→ **Objective**: Which lines below hold the word "grammes"? Report each one.

Data extracted from a collection:
□ □ □ □

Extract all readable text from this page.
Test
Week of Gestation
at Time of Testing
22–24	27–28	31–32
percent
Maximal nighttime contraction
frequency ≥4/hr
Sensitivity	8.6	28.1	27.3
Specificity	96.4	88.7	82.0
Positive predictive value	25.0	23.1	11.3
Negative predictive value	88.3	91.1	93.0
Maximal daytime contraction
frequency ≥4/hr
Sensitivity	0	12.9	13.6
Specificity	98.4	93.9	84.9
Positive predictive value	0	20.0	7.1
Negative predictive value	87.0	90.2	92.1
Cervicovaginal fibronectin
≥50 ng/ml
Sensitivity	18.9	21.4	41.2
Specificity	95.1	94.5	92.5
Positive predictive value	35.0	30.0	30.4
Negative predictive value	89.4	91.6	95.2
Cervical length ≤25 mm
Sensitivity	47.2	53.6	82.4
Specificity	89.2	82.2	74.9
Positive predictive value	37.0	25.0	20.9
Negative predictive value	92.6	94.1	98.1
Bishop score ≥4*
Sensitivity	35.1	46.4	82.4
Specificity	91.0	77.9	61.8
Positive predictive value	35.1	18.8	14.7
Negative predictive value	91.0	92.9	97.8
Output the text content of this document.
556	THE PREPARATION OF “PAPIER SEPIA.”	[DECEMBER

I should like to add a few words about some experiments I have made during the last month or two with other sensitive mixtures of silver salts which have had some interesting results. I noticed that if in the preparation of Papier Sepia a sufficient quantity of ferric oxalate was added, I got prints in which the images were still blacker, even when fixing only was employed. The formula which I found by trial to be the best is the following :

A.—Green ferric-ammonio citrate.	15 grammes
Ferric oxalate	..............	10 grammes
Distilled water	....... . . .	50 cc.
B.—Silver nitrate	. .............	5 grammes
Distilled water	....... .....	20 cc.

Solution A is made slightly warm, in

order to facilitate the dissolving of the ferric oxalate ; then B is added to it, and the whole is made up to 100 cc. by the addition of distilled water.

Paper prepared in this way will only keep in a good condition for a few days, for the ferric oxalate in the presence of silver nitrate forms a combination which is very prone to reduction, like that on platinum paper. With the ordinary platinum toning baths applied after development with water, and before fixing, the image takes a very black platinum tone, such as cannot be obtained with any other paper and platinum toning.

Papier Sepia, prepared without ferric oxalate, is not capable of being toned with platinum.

□ □ □ □

→ **Complete answer**:
A.—Green ferric-ammonio citrate.	15 grammes
Ferric oxalate	..............	10 grammes
B.—Silver nitrate	. .............	5 grammes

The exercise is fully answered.